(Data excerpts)
* Begin *

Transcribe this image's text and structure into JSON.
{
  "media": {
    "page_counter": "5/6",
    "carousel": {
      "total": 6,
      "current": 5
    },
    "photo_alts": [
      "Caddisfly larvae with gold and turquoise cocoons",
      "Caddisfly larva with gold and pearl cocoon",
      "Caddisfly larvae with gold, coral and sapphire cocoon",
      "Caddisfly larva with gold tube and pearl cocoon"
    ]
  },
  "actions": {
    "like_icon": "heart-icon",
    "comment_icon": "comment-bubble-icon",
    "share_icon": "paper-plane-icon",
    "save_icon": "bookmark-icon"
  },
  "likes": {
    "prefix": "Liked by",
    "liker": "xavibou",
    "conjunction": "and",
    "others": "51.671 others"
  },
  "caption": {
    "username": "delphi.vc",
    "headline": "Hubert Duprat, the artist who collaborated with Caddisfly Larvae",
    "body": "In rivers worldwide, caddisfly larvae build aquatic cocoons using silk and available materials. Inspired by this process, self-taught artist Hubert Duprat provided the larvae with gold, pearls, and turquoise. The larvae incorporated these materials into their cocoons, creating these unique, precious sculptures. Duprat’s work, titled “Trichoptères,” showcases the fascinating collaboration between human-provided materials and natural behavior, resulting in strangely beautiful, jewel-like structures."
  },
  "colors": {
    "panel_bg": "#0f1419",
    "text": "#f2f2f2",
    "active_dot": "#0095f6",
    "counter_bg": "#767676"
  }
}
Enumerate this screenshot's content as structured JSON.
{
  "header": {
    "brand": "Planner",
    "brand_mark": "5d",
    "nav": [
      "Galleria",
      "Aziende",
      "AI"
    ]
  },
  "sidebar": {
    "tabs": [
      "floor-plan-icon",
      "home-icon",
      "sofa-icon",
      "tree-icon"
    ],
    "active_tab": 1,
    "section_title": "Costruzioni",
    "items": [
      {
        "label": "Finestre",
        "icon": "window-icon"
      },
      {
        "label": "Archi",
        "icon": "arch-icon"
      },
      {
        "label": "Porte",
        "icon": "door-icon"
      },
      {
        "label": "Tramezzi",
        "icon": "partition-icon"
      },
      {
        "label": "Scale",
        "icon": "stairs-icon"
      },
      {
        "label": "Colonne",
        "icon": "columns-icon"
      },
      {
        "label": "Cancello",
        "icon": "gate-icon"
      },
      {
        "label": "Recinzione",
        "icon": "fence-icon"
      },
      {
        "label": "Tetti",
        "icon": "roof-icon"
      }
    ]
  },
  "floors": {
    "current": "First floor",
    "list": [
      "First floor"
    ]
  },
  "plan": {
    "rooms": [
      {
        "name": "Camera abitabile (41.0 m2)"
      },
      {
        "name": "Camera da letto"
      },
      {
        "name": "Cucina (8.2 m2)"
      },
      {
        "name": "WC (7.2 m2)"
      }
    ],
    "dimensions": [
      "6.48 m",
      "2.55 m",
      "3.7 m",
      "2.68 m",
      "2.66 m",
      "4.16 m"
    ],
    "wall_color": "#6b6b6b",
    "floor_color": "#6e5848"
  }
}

* End *

Description of the task: Copy every record exactly as presented.

Answer to this problem:
Transcribe this image's text and structure into JSON.
{
  "media": {
    "page_counter": "5/6",
    "carousel": {
      "total": 6,
      "current": 5
    },
    "photo_alts": [
      "Caddisfly larvae with gold and turquoise cocoons",
      "Caddisfly larva with gold and pearl cocoon",
      "Caddisfly larvae with gold, coral and sapphire cocoon",
      "Caddisfly larva with gold tube and pearl cocoon"
    ]
  },
  "actions": {
    "like_icon": "heart-icon",
    "comment_icon": "comment-bubble-icon",
    "share_icon": "paper-plane-icon",
    "save_icon": "bookmark-icon"
  },
  "likes": {
    "prefix": "Liked by",
    "liker": "xavibou",
    "conjunction": "and",
    "others": "51.671 others"
  },
  "caption": {
    "username": "delphi.vc",
    "headline": "Hubert Duprat, the artist who collaborated with Caddisfly Larvae",
    "body": "In rivers worldwide, caddisfly larvae build aquatic cocoons using silk and available materials. Inspired by this process, self-taught artist Hubert Duprat provided the larvae with gold, pearls, and turquoise. The larvae incorporated these materials into their cocoons, creating these unique, precious sculptures. Duprat’s work, titled “Trichoptères,” showcases the fascinating collaboration between human-provided materials and natural behavior, resulting in strangely beautiful, jewel-like structures."
  },
  "colors": {
    "panel_bg": "#0f1419",
    "text": "#f2f2f2",
    "active_dot": "#0095f6",
    "counter_bg": "#767676"
  }
}
Enumerate this screenshot's content as structured JSON.
{
  "header": {
    "brand": "Planner",
    "brand_mark": "5d",
    "nav": [
      "Galleria",
      "Aziende",
      "AI"
    ]
  },
  "sidebar": {
    "tabs": [
      "floor-plan-icon",
      "home-icon",
      "sofa-icon",
      "tree-icon"
    ],
    "active_tab": 1,
    "section_title": "Costruzioni",
    "items": [
      {
        "label": "Finestre",
        "icon": "window-icon"
      },
      {
        "label": "Archi",
        "icon": "arch-icon"
      },
      {
        "label": "Porte",
        "icon": "door-icon"
      },
      {
        "label": "Tramezzi",
        "icon": "partition-icon"
      },
      {
        "label": "Scale",
        "icon": "stairs-icon"
      },
      {
        "label": "Colonne",
        "icon": "columns-icon"
      },
      {
        "label": "Cancello",
        "icon": "gate-icon"
      },
      {
        "label": "Recinzione",
        "icon": "fence-icon"
      },
      {
        "label": "Tetti",
        "icon": "roof-icon"
      }
    ]
  },
  "floors": {
    "current": "First floor",
    "list": [
      "First floor"
    ]
  },
  "plan": {
    "rooms": [
      {
        "name": "Camera abitabile (41.0 m2)"
      },
      {
        "name": "Camera da letto"
      },
      {
        "name": "Cucina (8.2 m2)"
      },
      {
        "name": "WC (7.2 m2)"
      }
    ],
    "dimensions": [
      "6.48 m",
      "2.55 m",
      "3.7 m",
      "2.68 m",
      "2.66 m",
      "4.16 m"
    ],
    "wall_color": "#6b6b6b",
    "floor_color": "#6e5848"
  }
}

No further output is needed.